--- Start Task data ---
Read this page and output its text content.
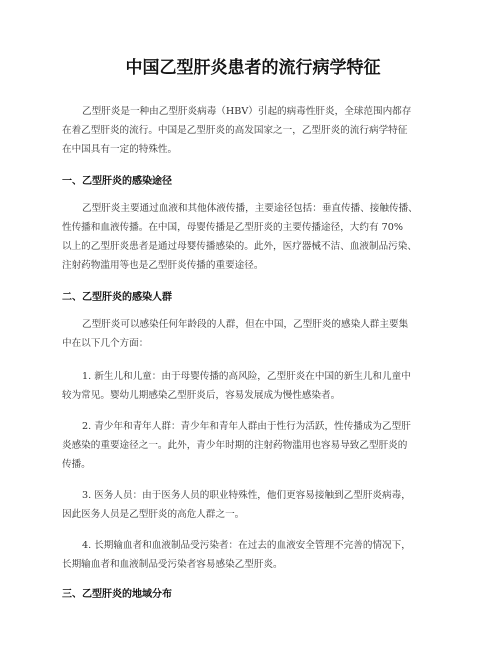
中国乙型肝炎患者的流行病学特征

乙型肝炎是一种由乙型肝炎病毒（HBV）引起的病毒性肝炎，全球范围内都存
在着乙型肝炎的流行。中国是乙型肝炎的高发国家之一，乙型肝炎的流行病学特征
在中国具有一定的特殊性。

一、乙型肝炎的感染途径

乙型肝炎主要通过血液和其他体液传播，主要途径包括：垂直传播、接触传播、
性传播和血液传播。在中国，母婴传播是乙型肝炎的主要传播途径，大约有 70%
以上的乙型肝炎患者是通过母婴传播感染的。此外，医疗器械不洁、血液制品污染、
注射药物滥用等也是乙型肝炎传播的重要途径。

二、乙型肝炎的感染人群

乙型肝炎可以感染任何年龄段的人群，但在中国，乙型肝炎的感染人群主要集
中在以下几个方面：

1. 新生儿和儿童：由于母婴传播的高风险，乙型肝炎在中国的新生儿和儿童中
较为常见。婴幼儿期感染乙型肝炎后，容易发展成为慢性感染者。
2. 青少年和青年人群：青少年和青年人群由于性行为活跃，性传播成为乙型肝
炎感染的重要途径之一。此外，青少年时期的注射药物滥用也容易导致乙型肝炎的
传播。
3. 医务人员：由于医务人员的职业特殊性，他们更容易接触到乙型肝炎病毒，
因此医务人员是乙型肝炎的高危人群之一。
4. 长期输血者和血液制品受污染者：在过去的血液安全管理不完善的情况下，
长期输血者和血液制品受污染者容易感染乙型肝炎。
三、乙型肝炎的地域分布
--- End Task data ---
# [The task]
Transcribe the material exactly, keeping every word and none of the pictures.

# [Result]
Read this page and output its text content.
中国乙型肝炎患者的流行病学特征

乙型肝炎是一种由乙型肝炎病毒（HBV）引起的病毒性肝炎，全球范围内都存
在着乙型肝炎的流行。中国是乙型肝炎的高发国家之一，乙型肝炎的流行病学特征
在中国具有一定的特殊性。

一、乙型肝炎的感染途径

乙型肝炎主要通过血液和其他体液传播，主要途径包括：垂直传播、接触传播、
性传播和血液传播。在中国，母婴传播是乙型肝炎的主要传播途径，大约有 70%
以上的乙型肝炎患者是通过母婴传播感染的。此外，医疗器械不洁、血液制品污染、
注射药物滥用等也是乙型肝炎传播的重要途径。

二、乙型肝炎的感染人群

乙型肝炎可以感染任何年龄段的人群，但在中国，乙型肝炎的感染人群主要集
中在以下几个方面：

1. 新生儿和儿童：由于母婴传播的高风险，乙型肝炎在中国的新生儿和儿童中
较为常见。婴幼儿期感染乙型肝炎后，容易发展成为慢性感染者。
2. 青少年和青年人群：青少年和青年人群由于性行为活跃，性传播成为乙型肝
炎感染的重要途径之一。此外，青少年时期的注射药物滥用也容易导致乙型肝炎的
传播。
3. 医务人员：由于医务人员的职业特殊性，他们更容易接触到乙型肝炎病毒，
因此医务人员是乙型肝炎的高危人群之一。
4. 长期输血者和血液制品受污染者：在过去的血液安全管理不完善的情况下，
长期输血者和血液制品受污染者容易感染乙型肝炎。
三、乙型肝炎的地域分布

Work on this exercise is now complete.